═══ Text section

A Commentary By Howard Rich

Wednesday, June 03, 2009

A year ago, the nation’s largest newspaper wrote in an editorial that it was time to “move beyond vouchers” in the debate over America’s educational future.

Although it did not reject any particular solution outright, the paper’s recommendation at the time was that America focus its energy and attention on less controversial education reforms. In other words, it was a victory for those who have spent years – and expended untold taxpayer resources – in an effort to demonize parental choice and its supporters.

Then, two weeks ago, USA Today suddenly changed its tune.

Not only did the paper enthusiastically embrace parental choice – it also roundly criticized our nation’s teachers’ unions for “protecting failing schools.”

“Twenty million low-income school kids need a chance to succeed,” the USA Today editorial board wrote. “School choice is the most effective way to give it to them..”

What caused the turnaround?

While there’s certainly no shortage of reasons, the initial impetus for the shift appears to stem from President Barack Obama’s rank hypocrisy in closing an effective parental choice program in Washington D.C. to new applicants.

“Teacher unions, fearing loss of jobs, have pushed most Democrats to oppose vouchers and other options that invite competition for public schools,” the USA Today editorial board wrote. “Put another way, they oppose giving poor parents the same choice that the president himself — along with his chief of staff and some 35% of Democrats in Congress — have made in sending their children to private schools.”

Of course, it’s not just about failing schools and low-income students. It’s about giving all parents a choice in their child’s academic future, no matter where they live.

With each passing day, the mountain of evidence attesting to the futility of our nation’s failed status quo grows higher. Correspondingly, in those rare instances where choice has been permitted to take root and flourish, its success is undeniable.

══════
═══ Records supplied

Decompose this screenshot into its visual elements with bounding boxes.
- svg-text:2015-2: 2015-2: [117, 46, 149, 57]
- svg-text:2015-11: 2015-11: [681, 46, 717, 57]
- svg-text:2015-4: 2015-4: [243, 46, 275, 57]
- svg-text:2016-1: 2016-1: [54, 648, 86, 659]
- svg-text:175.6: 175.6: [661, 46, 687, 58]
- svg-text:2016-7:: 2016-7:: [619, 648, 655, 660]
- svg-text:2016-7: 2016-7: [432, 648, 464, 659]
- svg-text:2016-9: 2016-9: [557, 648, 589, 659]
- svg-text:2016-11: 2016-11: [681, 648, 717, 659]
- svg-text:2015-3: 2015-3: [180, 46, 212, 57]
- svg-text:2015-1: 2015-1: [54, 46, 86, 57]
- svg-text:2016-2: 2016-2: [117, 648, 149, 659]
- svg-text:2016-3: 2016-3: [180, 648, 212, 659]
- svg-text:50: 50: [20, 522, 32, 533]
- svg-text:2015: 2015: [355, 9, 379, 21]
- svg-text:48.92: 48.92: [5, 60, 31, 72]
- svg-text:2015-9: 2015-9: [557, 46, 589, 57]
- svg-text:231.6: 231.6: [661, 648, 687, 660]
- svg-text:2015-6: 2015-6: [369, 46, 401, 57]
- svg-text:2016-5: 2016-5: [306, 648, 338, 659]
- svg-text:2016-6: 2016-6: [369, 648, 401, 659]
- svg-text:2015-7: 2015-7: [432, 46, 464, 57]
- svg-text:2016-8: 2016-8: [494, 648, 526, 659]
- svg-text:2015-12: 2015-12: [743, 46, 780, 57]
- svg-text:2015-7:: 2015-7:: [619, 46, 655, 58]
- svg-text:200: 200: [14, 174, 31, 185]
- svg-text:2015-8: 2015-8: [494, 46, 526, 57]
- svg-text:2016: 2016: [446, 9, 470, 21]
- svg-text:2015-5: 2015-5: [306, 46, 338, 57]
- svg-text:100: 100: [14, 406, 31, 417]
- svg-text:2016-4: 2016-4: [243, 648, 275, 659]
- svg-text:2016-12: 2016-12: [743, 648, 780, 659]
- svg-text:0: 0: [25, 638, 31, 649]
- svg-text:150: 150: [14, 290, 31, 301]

══════

What to work on —
a - Please answer these questions from the commentary on school choice:
(i) How long ago did the nation's largest newspaper write that it was time to "move beyond vouchers"?
(ii) How many low-income school kids does the USA Today editorial board say need a chance to succeed?
(iii) What share of Democrats in Congress does the quoted editorial say have sent their children to private schools?
b - Retype the passage of the school choice commentary that starts at the words "A Commentary By" and ends after the words "and its supporters.", with no changes.

Responses to the tasks —
a -
(i) A year ago.
(ii) Twenty million.
(iii) Some 35%.

b -
A Commentary By Howard Rich

Wednesday, June 03, 2009

A year ago, the nation’s largest newspaper wrote in an editorial that it was time to “move beyond vouchers” in the debate over America’s educational future.

Although it did not reject any particular solution outright, the paper’s recommendation at the time was that America focus its energy and attention on less controversial education reforms. In other words, it was a victory for those who have spent years – and expended untold taxpayer resources – in an effort to demonize parental choice and its supporters.